In musica, nella
grande musica (dalla polifonia
medioevale all’Ottocento), Dio è stato celebrato con afflati e
trasporti
spirituali che sfiorano il sublime (si pensi a Monteverdi, a
Palestrina, ad alcune
insuperate romanze) ma ne è venuto fuori sempre un Dio astratto,
lontano,
temuto e adorato, incapace di interagire col mondo, alto e
inaccessibile.
Anche nella poesia, nella grande poesia, Dio è vissuto nell’icona che
lo vuole
e lo trasmette universale, Dio di popoli, di nazioni o di umanità
tutta, mai o
raramente dall’uomo, del singolo, mai o raramente con una voce, un
viso, delle
mani, delle parole. E anche quando tutto ciò è in parte avvenuto (penso
all’originalità di Prévert, ma ai surrealisti in generale) sempre
stragrande,
immenso, imbattibile, amato o odiato che fosse, su un altro piano, mai
a tu per
tu. Poi ci sono le eccezioni. Padre Turoldo, Madre Teresa. E forse
proprio da
queste eccezioni sono partiti i cantautori, per parlarne. Perché il Dio
dei
cantautori non è immenso, non è irraggiungibile, al contrario è un Dio
con cui
si parla, si litiga, si blatera, si chiede perdono a tu per tu.
Un Dio che arriva nella canzone d’autore coi grandi autori di fine anni
’60,
primi ’70: De André, Guccini, Gaber. Nel ’65 Guccini scrive Dio è
morto. Nello
stesso anno, con tutt’altro piglio, Celentano interpreta Pregherò, che
si può
dire il perfetto opposto del buio gucciniano.
Pregherò è una canzone
immediata, facile e anche furba di fede. «Non puoi odiare Dio perché
non puoi
vederlo, ma c’è». Verso che presuppone una cecità spirituale ma anche
probabilmente fisica con conseguente rancore nei riguardi del destino:
l’escamotage religioso di Celentano è elementare: io con il mio amore
ti farò
vedere Dio.
Differente anni luce è l’impatto di Guccini con Dio è morto: intanto in
lui Dio
è metafora del dolore immenso che sconquassa il mondo, della perdita
dei
valori, delle guerre, della fame, della miseria e quant’altro. Non è
quindi Dio
in sé ad essere morto, bensì la società tutta che confonde il male con
il bene,
non conosce più limiti, non ha più nessuna pietà.
A dare voce allo scontento e all’incertezza umana arriva nel ’67 De
André (con
Spiritual e Si chiamava Gesù) col suo Dio-uomo da una parte e il suo
uomo
incolpevole dall’altra, temi che tre anni dopo esprimerà in senso più
ampio ne
La buona novella. Altra storia è in De André: lui sì che prende e
subito una
posizione.
L’afflato di Fabrizio è fortemente, tortuosamente terreno, è l’uomo il
centro
morale, il valore primo dell’universo; ogni cosa parte dall’uomo e
nell’uomo ha
il suo epilogo. Ma De André crede in Dio? Parrebbe di no. Dio è
invenzione del
potere per avere la scusa di comandare in suo nome e giustificare a suo
nome
ogni bassezza.

*Obiettivo 1:*
Rispondi alle domande sull'estratto dedicato al Dio dei cantautori:
(a) In che anno Guccini scrive Dio è morto?
(b) Quale canzone interpreta Celentano nello stesso anno?
(c) In quale opera De André esprime in senso più ampio, tre anni dopo il '67, i temi di Spiritual e Si chiamava Gesù?
*Obiettivo 2:* Prosegui l'estratto sul Dio dei cantautori dall'ultima frase riportata in avanti.
I dati hanno una fonte diversa da quella dell'estratto.

*Dati registrati:*
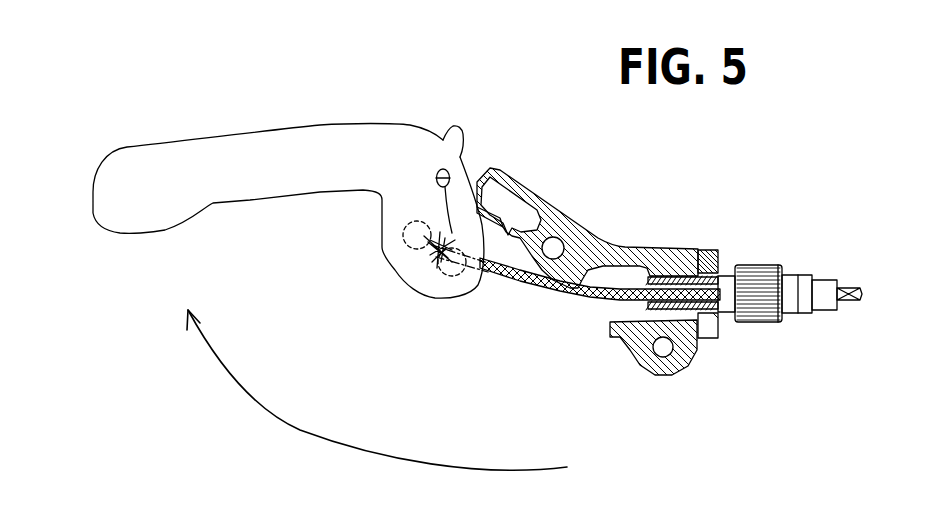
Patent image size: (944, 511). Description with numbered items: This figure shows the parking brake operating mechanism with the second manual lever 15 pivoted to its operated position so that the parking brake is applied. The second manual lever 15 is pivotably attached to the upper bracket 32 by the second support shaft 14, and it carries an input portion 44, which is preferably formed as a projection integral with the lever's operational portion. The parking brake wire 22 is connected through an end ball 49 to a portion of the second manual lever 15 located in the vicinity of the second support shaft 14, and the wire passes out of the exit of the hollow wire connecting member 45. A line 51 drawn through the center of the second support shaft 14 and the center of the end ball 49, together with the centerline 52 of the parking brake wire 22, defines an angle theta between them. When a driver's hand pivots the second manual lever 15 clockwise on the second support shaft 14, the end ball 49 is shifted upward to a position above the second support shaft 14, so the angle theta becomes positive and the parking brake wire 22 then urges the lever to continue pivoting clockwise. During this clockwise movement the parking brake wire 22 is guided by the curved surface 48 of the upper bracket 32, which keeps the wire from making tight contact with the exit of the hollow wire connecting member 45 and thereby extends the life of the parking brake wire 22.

*Risposta scritta 1:*
(a) Nel '65.
(b) Pregherò.
(c) La buona novella.

*Risposta scritta 2:*
La splendida Preghiera in gennaio (dedicata al suicidio di Tenco) è una
specie
di sommario delle certezze di De André, che non sono così «laiche». Per
lui non
esiste l’inferno, Dio accoglie chi ha sofferto (anche i peccatori) e,
fondamentale, Dio ascolta gli uomini per aiutare gli uomini. Non solo
Preghiera
in gennaio è un capolavoro, ma mi pare nella sua non laicità, nel suo
sfondo
eretico un atto di fede ancor più forte di mille lodi al creatore. È
evidente
che De André fosse affascinato dal sospetto dell’esistenza di Dio, ma
lo
immaginò uguale identico al suo sentire, senza stare a seguire bibbie e
vangeli.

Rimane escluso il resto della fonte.